* START LISTING *

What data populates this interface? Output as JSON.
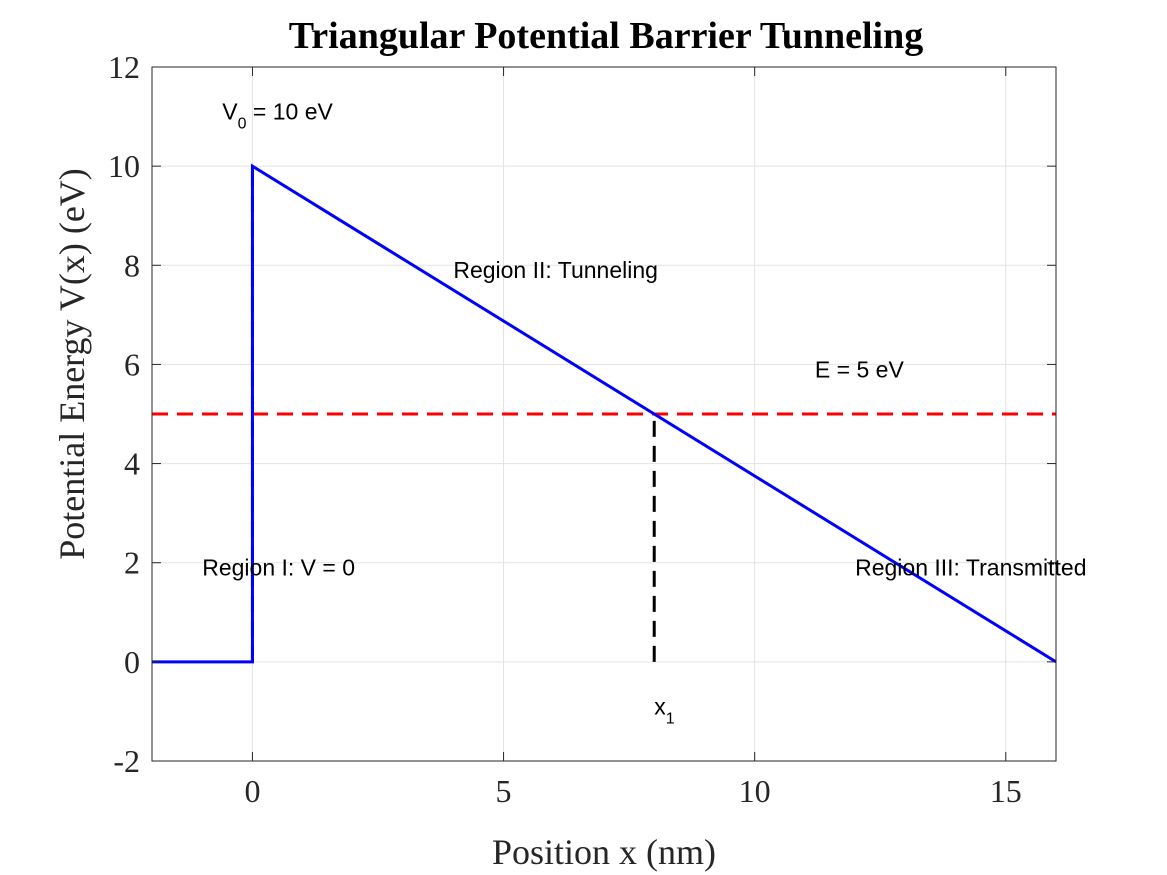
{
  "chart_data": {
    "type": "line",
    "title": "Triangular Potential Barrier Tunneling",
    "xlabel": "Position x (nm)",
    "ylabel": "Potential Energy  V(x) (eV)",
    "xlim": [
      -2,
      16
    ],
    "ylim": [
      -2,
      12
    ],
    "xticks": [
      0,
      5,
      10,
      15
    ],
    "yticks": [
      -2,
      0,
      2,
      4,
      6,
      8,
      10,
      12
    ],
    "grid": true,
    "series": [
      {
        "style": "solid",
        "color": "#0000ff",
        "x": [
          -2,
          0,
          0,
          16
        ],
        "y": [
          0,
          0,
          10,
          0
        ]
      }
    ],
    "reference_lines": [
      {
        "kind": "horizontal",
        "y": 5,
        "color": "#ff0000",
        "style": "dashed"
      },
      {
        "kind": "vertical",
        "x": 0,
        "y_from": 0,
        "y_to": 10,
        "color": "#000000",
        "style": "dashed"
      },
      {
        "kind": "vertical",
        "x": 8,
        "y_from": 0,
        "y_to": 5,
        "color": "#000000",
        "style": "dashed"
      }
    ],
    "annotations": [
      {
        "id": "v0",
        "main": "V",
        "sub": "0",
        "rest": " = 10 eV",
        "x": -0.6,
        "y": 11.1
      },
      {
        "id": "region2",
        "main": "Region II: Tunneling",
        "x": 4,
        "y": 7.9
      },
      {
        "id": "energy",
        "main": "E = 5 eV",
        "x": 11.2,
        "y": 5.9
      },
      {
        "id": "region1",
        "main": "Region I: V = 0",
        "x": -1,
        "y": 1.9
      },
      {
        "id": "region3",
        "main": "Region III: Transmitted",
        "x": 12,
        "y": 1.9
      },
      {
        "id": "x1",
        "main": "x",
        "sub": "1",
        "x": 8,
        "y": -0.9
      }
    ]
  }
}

* END LISTING *

▶ [TASK DETAILS]
Omit every picture, then reproduce the rest of the listing exactly.

▶ [THE ANSWER]
What data populates this interface? Output as JSON.
{
  "chart_data": {
    "type": "line",
    "title": "Triangular Potential Barrier Tunneling",
    "xlabel": "Position x (nm)",
    "ylabel": "Potential Energy  V(x) (eV)",
    "xlim": [
      -2,
      16
    ],
    "ylim": [
      -2,
      12
    ],
    "xticks": [
      0,
      5,
      10,
      15
    ],
    "yticks": [
      -2,
      0,
      2,
      4,
      6,
      8,
      10,
      12
    ],
    "grid": true,
    "series": [
      {
        "style": "solid",
        "color": "#0000ff",
        "x": [
          -2,
          0,
          0,
          16
        ],
        "y": [
          0,
          0,
          10,
          0
        ]
      }
    ],
    "reference_lines": [
      {
        "kind": "horizontal",
        "y": 5,
        "color": "#ff0000",
        "style": "dashed"
      },
      {
        "kind": "vertical",
        "x": 0,
        "y_from": 0,
        "y_to": 10,
        "color": "#000000",
        "style": "dashed"
      },
      {
        "kind": "vertical",
        "x": 8,
        "y_from": 0,
        "y_to": 5,
        "color": "#000000",
        "style": "dashed"
      }
    ],
    "annotations": [
      {
        "id": "v0",
        "main": "V",
        "sub": "0",
        "rest": " = 10 eV",
        "x": -0.6,
        "y": 11.1
      },
      {
        "id": "region2",
        "main": "Region II: Tunneling",
        "x": 4,
        "y": 7.9
      },
      {
        "id": "energy",
        "main": "E = 5 eV",
        "x": 11.2,
        "y": 5.9
      },
      {
        "id": "region1",
        "main": "Region I: V = 0",
        "x": -1,
        "y": 1.9
      },
      {
        "id": "region3",
        "main": "Region III: Transmitted",
        "x": 12,
        "y": 1.9
      },
      {
        "id": "x1",
        "main": "x",
        "sub": "1",
        "x": 8,
        "y": -0.9
      }
    ]
  }
}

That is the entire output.